● **Directive**
Every line holding the string "site" should be gathered.

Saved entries
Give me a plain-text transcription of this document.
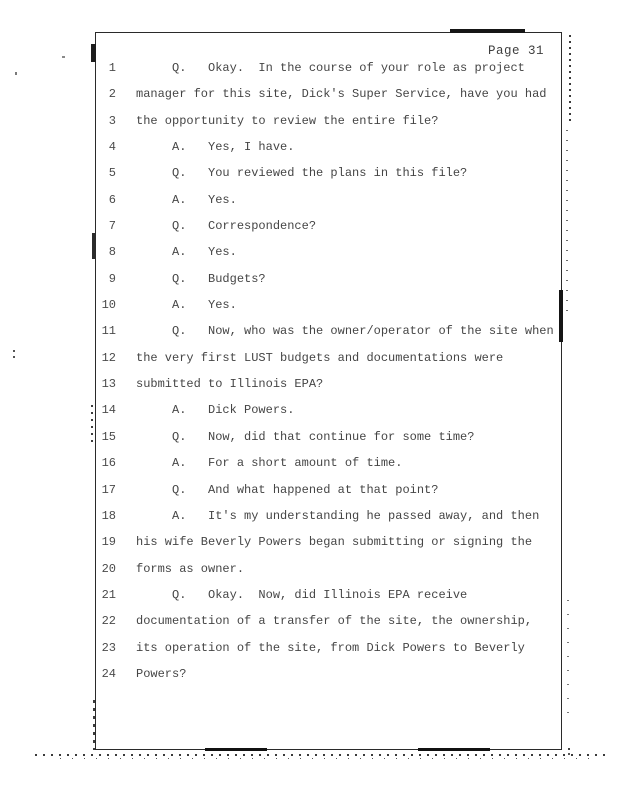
Page 31
1	Q.   Okay.  In the course of your role as project
2	manager for this site, Dick's Super Service, have you had
3	the opportunity to review the entire file?
4	A.   Yes, I have.
5	Q.   You reviewed the plans in this file?
6	A.   Yes.
7	Q.   Correspondence?
8	A.   Yes.
9	Q.   Budgets?
10	A.   Yes.
11	Q.   Now, who was the owner/operator of the site when
12	the very first LUST budgets and documentations were
13	submitted to Illinois EPA?
14	A.   Dick Powers.
15	Q.   Now, did that continue for some time?
16	A.   For a short amount of time.
17	Q.   And what happened at that point?
18	A.   It's my understanding he passed away, and then
19	his wife Beverly Powers began submitting or signing the
20	forms as owner.
21	Q.   Okay.  Now, did Illinois EPA receive
22	documentation of a transfer of the site, the ownership,
23	its operation of the site, from Dick Powers to Beverly
24	Powers?
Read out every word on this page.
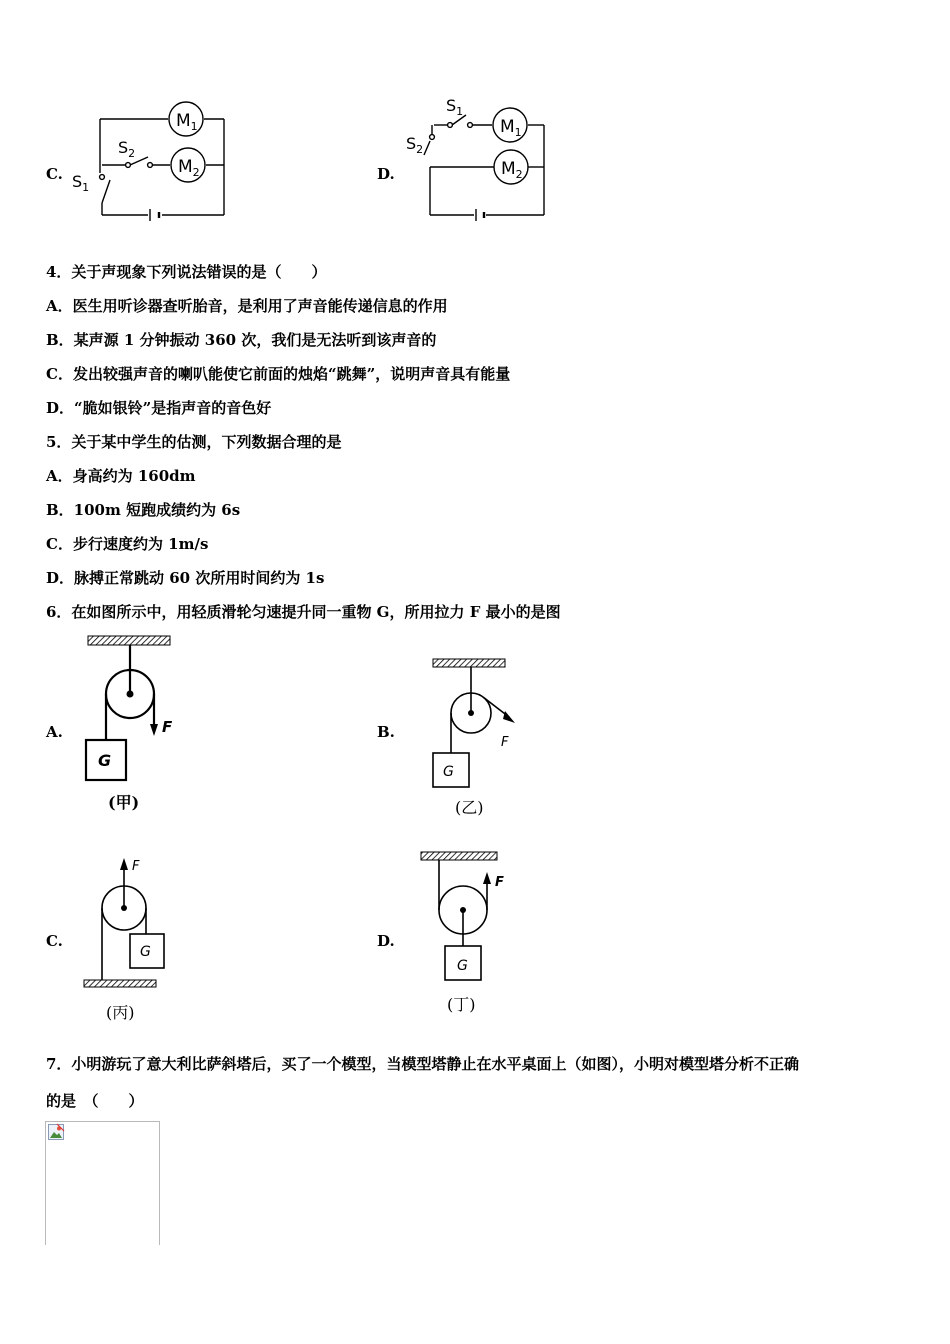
C.
$M_1$
$M_2$
$S_1$
$S_2$
D.
$M_1$
$M_2$
$S_1$
$S_2$
4．关于声现象下列说法错误的是（　　）
A．医生用听诊器查听胎音，是利用了声音能传递信息的作用
B．某声源 1 分钟振动 360 次，我们是无法听到该声音的
C．发出较强声音的喇叭能使它前面的烛焰“跳舞”，说明声音具有能量
D．“脆如银铃”是指声音的音色好
5．关于某中学生的估测，下列数据合理的是
A．身高约为 160dm
B．100m 短跑成绩约为 6s
C．步行速度约为 1m/s
D．脉搏正常跳动 60 次所用时间约为 1s
6．在如图所示中，用轻质滑轮匀速提升同一重物 G，所用拉力 F 最小的是图
A.	F
G
(甲)
B.
F
G
(乙)
C.
F
G
(丙)
D.
F
G
(丁)
7．小明游玩了意大利比萨斜塔后，买了一个模型，当模型塔静止在水平桌面上（如图），小明对模型塔分析不正确
的是　（　　）
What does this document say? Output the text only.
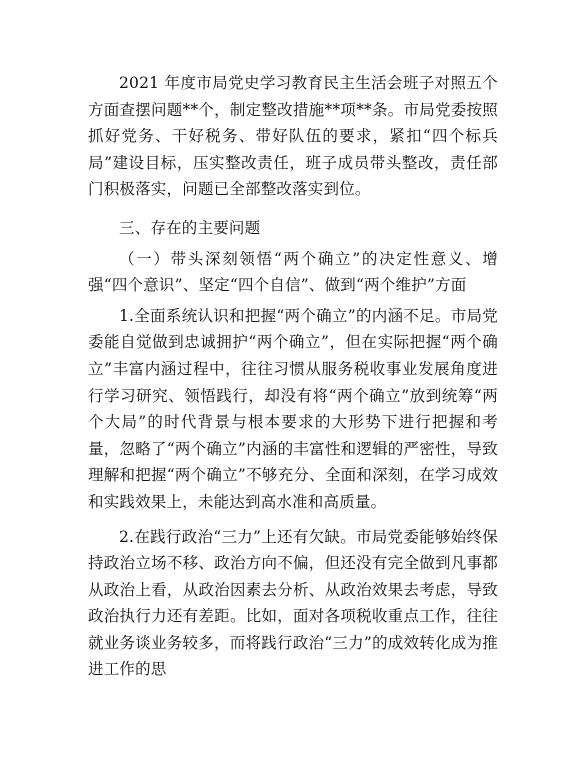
2021 年度市局党史学习教育民主生活会班子对照五个方面查摆问题**个，制定整改措施**项**条。市局党委按照抓好党务、干好税务、带好队伍的要求，紧扣“四个标兵局”建设目标，压实整改责任，班子成员带头整改，责任部门积极落实，问题已全部整改落实到位。

三、存在的主要问题

（一）带头深刻领悟“两个确立”的决定性意义、增强“四个意识”、坚定“四个自信”、做到“两个维护”方面

1.全面系统认识和把握“两个确立”的内涵不足。市局党委能自觉做到忠诚拥护“两个确立”，但在实际把握“两个确立”丰富内涵过程中，往往习惯从服务税收事业发展角度进行学习研究、领悟践行，却没有将“两个确立”放到统筹“两个大局”的时代背景与根本要求的大形势下进行把握和考量，忽略了“两个确立”内涵的丰富性和逻辑的严密性，导致理解和把握“两个确立”不够充分、全面和深刻，在学习成效和实践效果上，未能达到高水准和高质量。

2.在践行政治“三力”上还有欠缺。市局党委能够始终保持政治立场不移、政治方向不偏，但还没有完全做到凡事都从政治上看，从政治因素去分析、从政治效果去考虑，导致政治执行力还有差距。比如，面对各项税收重点工作，往往就业务谈业务较多，而将践行政治“三力”的成效转化成为推进工作的思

● **Exercise output**
2	manager for this site, Dick's Super Service, have you had
11	Q.   Now, who was the owner/operator of the site when
22	documentation of a transfer of the site, the ownership,
23	its operation of the site, from Dick Powers to Beverly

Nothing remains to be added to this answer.